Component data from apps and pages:
::::::::::
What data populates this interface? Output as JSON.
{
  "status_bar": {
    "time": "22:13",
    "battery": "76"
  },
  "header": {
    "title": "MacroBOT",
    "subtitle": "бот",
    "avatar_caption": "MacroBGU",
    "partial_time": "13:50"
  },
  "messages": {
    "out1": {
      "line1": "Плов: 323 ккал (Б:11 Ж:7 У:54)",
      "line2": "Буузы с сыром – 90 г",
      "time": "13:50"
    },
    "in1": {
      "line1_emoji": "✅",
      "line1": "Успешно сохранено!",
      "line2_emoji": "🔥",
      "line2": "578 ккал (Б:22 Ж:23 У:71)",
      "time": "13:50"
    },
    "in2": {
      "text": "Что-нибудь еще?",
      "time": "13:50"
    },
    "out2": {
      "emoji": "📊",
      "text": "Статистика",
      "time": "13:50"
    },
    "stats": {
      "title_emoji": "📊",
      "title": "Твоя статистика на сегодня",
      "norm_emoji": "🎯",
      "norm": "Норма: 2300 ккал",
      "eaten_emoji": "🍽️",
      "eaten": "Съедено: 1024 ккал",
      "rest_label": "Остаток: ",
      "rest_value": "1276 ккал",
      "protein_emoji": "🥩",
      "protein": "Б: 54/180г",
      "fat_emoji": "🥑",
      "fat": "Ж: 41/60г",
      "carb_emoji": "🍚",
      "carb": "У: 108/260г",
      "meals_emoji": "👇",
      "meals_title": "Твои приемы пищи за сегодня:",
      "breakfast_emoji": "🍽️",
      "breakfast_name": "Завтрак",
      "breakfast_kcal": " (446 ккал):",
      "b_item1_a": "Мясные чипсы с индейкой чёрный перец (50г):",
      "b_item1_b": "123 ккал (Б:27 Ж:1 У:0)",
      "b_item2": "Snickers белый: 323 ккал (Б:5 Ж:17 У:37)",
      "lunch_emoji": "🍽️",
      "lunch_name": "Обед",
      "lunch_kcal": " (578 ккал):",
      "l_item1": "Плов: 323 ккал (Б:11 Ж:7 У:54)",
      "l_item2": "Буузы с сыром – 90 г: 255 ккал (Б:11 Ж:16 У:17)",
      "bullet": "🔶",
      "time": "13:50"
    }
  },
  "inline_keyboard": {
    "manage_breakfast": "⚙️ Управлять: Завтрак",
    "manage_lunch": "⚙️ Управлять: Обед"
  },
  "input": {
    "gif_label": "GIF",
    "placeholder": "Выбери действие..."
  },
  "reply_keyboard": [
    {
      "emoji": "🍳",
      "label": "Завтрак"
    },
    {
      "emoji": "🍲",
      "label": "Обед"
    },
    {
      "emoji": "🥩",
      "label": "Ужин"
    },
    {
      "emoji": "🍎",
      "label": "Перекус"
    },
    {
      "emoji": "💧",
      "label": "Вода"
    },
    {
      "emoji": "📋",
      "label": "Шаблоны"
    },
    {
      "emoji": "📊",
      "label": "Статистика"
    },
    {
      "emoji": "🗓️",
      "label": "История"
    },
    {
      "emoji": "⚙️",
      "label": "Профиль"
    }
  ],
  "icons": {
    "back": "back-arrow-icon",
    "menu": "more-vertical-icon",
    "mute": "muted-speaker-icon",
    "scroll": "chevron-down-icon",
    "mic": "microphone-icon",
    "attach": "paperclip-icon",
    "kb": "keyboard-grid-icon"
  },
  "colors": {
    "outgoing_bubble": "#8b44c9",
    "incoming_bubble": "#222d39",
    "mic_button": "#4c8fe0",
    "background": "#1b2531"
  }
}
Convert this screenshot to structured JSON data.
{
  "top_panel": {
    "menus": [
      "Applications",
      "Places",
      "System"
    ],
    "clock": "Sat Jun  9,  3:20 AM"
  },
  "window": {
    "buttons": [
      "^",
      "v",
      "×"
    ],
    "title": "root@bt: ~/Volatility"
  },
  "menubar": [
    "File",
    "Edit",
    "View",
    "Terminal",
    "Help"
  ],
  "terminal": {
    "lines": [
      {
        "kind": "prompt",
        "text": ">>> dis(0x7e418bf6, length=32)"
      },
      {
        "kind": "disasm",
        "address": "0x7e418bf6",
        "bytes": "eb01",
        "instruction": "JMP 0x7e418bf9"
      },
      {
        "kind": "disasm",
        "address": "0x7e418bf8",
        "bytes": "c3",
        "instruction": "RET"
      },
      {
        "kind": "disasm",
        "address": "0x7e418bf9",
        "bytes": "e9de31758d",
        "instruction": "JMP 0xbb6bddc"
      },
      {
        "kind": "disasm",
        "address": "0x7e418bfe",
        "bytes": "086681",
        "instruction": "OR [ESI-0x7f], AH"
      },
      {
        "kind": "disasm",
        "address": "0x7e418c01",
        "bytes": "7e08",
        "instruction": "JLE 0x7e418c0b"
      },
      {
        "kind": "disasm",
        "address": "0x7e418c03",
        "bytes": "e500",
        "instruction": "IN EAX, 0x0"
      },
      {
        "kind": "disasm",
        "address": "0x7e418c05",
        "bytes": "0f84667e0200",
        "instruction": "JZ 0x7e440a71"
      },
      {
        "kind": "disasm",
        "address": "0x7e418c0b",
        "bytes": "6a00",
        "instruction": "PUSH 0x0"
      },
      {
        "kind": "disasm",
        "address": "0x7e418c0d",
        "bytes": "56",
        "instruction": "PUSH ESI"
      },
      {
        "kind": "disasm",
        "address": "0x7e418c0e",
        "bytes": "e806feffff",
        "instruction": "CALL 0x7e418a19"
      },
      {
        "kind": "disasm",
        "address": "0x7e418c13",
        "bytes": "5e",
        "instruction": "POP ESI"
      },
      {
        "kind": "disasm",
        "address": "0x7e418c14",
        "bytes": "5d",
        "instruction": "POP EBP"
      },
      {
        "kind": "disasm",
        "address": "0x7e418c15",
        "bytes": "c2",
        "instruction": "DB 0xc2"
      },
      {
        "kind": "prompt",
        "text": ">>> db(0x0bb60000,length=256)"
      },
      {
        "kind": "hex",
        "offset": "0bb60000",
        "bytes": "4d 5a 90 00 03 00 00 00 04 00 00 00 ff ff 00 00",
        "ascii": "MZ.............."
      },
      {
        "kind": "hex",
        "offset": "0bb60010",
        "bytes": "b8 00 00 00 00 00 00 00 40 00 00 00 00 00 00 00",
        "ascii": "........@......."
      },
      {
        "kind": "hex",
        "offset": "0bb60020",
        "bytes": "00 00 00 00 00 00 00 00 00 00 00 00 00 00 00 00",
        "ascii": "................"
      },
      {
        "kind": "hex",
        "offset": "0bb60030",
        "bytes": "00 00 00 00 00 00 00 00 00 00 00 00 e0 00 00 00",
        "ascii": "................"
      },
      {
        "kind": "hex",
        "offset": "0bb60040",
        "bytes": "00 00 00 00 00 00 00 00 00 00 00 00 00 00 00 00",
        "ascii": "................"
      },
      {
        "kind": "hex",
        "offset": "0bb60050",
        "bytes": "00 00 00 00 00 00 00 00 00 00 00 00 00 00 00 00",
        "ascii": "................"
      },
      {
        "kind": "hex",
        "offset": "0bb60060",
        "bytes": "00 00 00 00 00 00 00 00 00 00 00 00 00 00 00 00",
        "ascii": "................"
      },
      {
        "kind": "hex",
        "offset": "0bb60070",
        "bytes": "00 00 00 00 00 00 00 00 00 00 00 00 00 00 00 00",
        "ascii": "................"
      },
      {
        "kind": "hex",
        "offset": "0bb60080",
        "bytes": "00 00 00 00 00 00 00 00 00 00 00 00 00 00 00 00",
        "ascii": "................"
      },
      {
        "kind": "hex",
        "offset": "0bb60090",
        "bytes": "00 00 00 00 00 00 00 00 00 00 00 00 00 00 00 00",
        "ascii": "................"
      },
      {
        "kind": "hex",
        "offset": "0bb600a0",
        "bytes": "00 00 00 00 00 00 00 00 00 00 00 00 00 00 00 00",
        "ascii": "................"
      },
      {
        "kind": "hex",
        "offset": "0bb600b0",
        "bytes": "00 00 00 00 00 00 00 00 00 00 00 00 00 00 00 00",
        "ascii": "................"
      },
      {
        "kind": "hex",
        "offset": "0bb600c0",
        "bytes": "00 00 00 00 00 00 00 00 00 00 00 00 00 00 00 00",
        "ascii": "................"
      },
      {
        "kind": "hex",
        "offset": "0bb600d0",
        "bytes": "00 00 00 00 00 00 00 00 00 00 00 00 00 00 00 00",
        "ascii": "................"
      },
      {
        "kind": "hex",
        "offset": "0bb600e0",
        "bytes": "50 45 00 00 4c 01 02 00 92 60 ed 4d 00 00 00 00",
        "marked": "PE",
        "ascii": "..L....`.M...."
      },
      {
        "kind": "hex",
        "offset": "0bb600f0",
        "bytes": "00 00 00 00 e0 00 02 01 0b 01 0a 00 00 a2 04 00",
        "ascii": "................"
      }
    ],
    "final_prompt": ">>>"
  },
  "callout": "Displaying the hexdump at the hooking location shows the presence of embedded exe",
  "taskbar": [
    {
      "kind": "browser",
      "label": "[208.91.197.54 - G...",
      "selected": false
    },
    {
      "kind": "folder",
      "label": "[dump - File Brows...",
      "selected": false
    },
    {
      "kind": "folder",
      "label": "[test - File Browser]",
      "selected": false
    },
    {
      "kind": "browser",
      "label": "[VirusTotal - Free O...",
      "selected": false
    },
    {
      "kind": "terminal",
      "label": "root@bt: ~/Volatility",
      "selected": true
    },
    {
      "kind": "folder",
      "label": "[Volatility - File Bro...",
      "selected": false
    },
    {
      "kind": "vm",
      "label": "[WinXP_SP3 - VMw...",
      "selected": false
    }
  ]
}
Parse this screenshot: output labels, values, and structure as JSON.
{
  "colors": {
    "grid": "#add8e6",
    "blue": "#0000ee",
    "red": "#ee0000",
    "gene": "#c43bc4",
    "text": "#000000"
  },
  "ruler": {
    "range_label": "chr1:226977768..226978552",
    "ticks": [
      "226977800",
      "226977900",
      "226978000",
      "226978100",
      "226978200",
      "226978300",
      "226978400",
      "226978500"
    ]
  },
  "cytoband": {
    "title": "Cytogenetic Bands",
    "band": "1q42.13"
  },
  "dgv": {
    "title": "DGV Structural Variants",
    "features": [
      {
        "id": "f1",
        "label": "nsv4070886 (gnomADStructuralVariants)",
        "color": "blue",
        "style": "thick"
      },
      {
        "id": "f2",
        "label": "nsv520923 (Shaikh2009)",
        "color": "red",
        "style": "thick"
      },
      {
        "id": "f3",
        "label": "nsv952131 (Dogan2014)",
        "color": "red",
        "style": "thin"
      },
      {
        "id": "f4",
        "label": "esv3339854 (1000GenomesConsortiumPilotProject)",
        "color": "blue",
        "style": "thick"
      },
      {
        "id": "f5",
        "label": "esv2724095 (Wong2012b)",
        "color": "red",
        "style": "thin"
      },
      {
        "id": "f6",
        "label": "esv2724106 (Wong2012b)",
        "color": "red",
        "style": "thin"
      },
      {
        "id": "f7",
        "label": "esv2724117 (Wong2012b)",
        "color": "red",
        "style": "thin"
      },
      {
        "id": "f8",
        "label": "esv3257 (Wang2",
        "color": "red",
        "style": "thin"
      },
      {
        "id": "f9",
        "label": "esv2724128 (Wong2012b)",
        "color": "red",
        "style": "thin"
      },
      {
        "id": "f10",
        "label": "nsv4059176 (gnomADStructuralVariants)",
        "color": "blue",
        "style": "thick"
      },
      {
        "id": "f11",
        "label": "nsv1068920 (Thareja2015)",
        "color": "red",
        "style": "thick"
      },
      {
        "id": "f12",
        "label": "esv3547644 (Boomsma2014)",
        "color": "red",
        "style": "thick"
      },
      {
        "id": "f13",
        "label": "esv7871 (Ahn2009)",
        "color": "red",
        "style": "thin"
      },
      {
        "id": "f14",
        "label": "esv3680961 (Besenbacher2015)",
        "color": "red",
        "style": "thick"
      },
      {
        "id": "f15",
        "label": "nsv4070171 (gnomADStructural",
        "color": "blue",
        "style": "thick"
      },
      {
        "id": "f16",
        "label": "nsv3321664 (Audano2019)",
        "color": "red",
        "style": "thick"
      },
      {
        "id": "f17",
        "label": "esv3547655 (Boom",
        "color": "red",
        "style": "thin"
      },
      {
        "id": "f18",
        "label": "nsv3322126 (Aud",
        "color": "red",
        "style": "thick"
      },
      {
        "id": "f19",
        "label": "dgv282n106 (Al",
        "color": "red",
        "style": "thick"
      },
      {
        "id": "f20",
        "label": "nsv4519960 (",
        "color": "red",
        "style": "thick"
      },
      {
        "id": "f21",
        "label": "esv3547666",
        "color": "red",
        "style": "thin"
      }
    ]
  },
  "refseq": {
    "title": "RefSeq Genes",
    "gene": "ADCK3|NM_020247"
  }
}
::::::::::
What you have to do: Across all the records above, how many lines hold the word "gnomADStructuralVariants"? Answer with only that number.

Exercise output: 2